>> START Records shown
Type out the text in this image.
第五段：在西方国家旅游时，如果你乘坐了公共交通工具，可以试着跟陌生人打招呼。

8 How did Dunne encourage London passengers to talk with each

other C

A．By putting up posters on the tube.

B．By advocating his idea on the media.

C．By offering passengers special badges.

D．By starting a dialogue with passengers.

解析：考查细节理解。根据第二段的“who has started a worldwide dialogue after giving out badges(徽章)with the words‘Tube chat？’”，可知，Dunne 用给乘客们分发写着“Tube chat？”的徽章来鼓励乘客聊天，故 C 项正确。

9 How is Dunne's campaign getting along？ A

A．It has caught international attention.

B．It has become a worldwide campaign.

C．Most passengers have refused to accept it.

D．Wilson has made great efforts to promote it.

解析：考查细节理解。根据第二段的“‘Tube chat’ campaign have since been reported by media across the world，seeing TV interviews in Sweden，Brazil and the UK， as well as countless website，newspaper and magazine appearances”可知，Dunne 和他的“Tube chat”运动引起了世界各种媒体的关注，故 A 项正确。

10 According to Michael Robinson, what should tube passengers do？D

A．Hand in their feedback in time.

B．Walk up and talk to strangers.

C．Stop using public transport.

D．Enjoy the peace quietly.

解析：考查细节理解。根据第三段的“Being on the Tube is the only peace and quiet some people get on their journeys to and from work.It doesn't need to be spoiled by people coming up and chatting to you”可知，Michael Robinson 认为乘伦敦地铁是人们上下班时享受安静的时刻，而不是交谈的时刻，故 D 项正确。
>> END Records shown
▶ _Work to complete_: Give all the records again. Match them exactly.

▶ _The answer_:
Type out the text in this image.
第五段：在西方国家旅游时，如果你乘坐了公共交通工具，可以试着跟陌生人打招呼。

8 How did Dunne encourage London passengers to talk with each

other C

A．By putting up posters on the tube.

B．By advocating his idea on the media.

C．By offering passengers special badges.

D．By starting a dialogue with passengers.

解析：考查细节理解。根据第二段的“who has started a worldwide dialogue after giving out badges(徽章)with the words‘Tube chat？’”，可知，Dunne 用给乘客们分发写着“Tube chat？”的徽章来鼓励乘客聊天，故 C 项正确。

9 How is Dunne's campaign getting along？ A

A．It has caught international attention.

B．It has become a worldwide campaign.

C．Most passengers have refused to accept it.

D．Wilson has made great efforts to promote it.

解析：考查细节理解。根据第二段的“‘Tube chat’ campaign have since been reported by media across the world，seeing TV interviews in Sweden，Brazil and the UK， as well as countless website，newspaper and magazine appearances”可知，Dunne 和他的“Tube chat”运动引起了世界各种媒体的关注，故 A 项正确。

10 According to Michael Robinson, what should tube passengers do？D

A．Hand in their feedback in time.

B．Walk up and talk to strangers.

C．Stop using public transport.

D．Enjoy the peace quietly.

解析：考查细节理解。根据第三段的“Being on the Tube is the only peace and quiet some people get on their journeys to and from work.It doesn't need to be spoiled by people coming up and chatting to you”可知，Michael Robinson 认为乘伦敦地铁是人们上下班时享受安静的时刻，而不是交谈的时刻，故 D 项正确。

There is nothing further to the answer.